TASK DETAILS:
Reproduce the listing that follows with no differences at all.

Dataset entries:
--- begin ---
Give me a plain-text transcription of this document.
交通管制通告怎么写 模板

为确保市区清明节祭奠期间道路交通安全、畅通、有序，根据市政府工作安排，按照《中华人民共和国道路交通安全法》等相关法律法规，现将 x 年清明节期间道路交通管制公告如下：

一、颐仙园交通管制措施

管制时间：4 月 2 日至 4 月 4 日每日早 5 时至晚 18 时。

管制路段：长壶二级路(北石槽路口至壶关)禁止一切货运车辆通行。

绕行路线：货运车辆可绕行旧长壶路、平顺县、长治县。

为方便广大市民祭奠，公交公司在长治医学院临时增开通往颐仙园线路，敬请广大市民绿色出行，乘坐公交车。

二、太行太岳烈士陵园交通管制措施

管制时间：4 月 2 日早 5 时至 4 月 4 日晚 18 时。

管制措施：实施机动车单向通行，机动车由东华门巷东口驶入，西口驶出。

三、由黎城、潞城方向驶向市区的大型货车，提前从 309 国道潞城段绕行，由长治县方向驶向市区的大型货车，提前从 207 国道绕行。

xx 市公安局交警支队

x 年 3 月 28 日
--- end ---
PROBLEM SOLUTION:
Give me a plain-text transcription of this document.
交通管制通告怎么写 模板

为确保市区清明节祭奠期间道路交通安全、畅通、有序，根据市政府工作安排，按照《中华人民共和国道路交通安全法》等相关法律法规，现将 x 年清明节期间道路交通管制公告如下：

一、颐仙园交通管制措施

管制时间：4 月 2 日至 4 月 4 日每日早 5 时至晚 18 时。

管制路段：长壶二级路(北石槽路口至壶关)禁止一切货运车辆通行。

绕行路线：货运车辆可绕行旧长壶路、平顺县、长治县。

为方便广大市民祭奠，公交公司在长治医学院临时增开通往颐仙园线路，敬请广大市民绿色出行，乘坐公交车。

二、太行太岳烈士陵园交通管制措施

管制时间：4 月 2 日早 5 时至 4 月 4 日晚 18 时。

管制措施：实施机动车单向通行，机动车由东华门巷东口驶入，西口驶出。

三、由黎城、潞城方向驶向市区的大型货车，提前从 309 国道潞城段绕行，由长治县方向驶向市区的大型货车，提前从 207 国道绕行。

xx 市公安局交警支队

x 年 3 月 28 日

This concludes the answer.